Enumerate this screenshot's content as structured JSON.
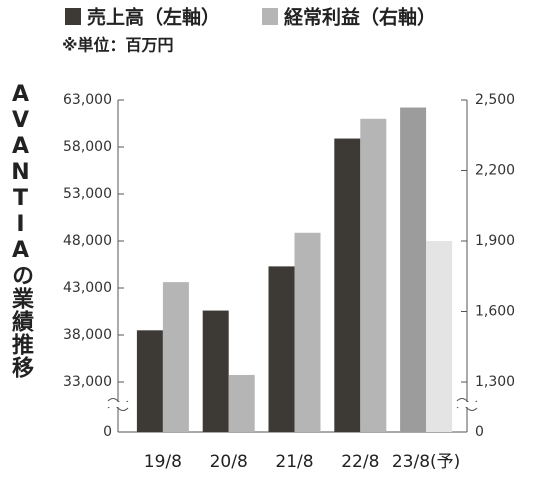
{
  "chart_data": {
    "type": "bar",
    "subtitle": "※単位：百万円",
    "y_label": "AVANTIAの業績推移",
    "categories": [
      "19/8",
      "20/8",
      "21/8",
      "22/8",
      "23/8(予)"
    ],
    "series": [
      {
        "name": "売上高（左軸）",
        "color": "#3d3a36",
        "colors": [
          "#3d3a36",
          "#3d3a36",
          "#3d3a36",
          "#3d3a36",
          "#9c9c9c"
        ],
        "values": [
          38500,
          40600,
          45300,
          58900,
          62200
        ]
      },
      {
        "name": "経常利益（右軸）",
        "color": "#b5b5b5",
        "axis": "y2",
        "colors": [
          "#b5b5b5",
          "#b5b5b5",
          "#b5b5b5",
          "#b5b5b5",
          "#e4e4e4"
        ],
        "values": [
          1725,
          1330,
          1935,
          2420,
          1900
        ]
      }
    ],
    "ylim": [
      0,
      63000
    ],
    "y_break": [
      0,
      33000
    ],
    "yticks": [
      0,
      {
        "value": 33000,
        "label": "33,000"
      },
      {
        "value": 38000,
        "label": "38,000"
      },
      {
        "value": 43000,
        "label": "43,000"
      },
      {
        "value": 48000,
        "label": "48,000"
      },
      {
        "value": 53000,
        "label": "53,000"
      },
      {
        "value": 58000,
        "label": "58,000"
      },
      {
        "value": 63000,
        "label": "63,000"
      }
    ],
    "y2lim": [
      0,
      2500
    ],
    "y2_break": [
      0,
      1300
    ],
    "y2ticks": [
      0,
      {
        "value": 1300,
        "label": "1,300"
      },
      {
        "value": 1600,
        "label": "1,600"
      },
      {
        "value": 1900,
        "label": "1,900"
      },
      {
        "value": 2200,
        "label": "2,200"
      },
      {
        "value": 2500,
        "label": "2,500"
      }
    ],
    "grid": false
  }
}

+ + +

Transcribe all of the entries word for word, but skip any pictures they contain.

* **Answer to the task**:
Enumerate this screenshot's content as structured JSON.
{
  "chart_data": {
    "type": "bar",
    "subtitle": "※単位：百万円",
    "y_label": "AVANTIAの業績推移",
    "categories": [
      "19/8",
      "20/8",
      "21/8",
      "22/8",
      "23/8(予)"
    ],
    "series": [
      {
        "name": "売上高（左軸）",
        "color": "#3d3a36",
        "colors": [
          "#3d3a36",
          "#3d3a36",
          "#3d3a36",
          "#3d3a36",
          "#9c9c9c"
        ],
        "values": [
          38500,
          40600,
          45300,
          58900,
          62200
        ]
      },
      {
        "name": "経常利益（右軸）",
        "color": "#b5b5b5",
        "axis": "y2",
        "colors": [
          "#b5b5b5",
          "#b5b5b5",
          "#b5b5b5",
          "#b5b5b5",
          "#e4e4e4"
        ],
        "values": [
          1725,
          1330,
          1935,
          2420,
          1900
        ]
      }
    ],
    "ylim": [
      0,
      63000
    ],
    "y_break": [
      0,
      33000
    ],
    "yticks": [
      0,
      {
        "value": 33000,
        "label": "33,000"
      },
      {
        "value": 38000,
        "label": "38,000"
      },
      {
        "value": 43000,
        "label": "43,000"
      },
      {
        "value": 48000,
        "label": "48,000"
      },
      {
        "value": 53000,
        "label": "53,000"
      },
      {
        "value": 58000,
        "label": "58,000"
      },
      {
        "value": 63000,
        "label": "63,000"
      }
    ],
    "y2lim": [
      0,
      2500
    ],
    "y2_break": [
      0,
      1300
    ],
    "y2ticks": [
      0,
      {
        "value": 1300,
        "label": "1,300"
      },
      {
        "value": 1600,
        "label": "1,600"
      },
      {
        "value": 1900,
        "label": "1,900"
      },
      {
        "value": 2200,
        "label": "2,200"
      },
      {
        "value": 2500,
        "label": "2,500"
      }
    ],
    "grid": false
  }
}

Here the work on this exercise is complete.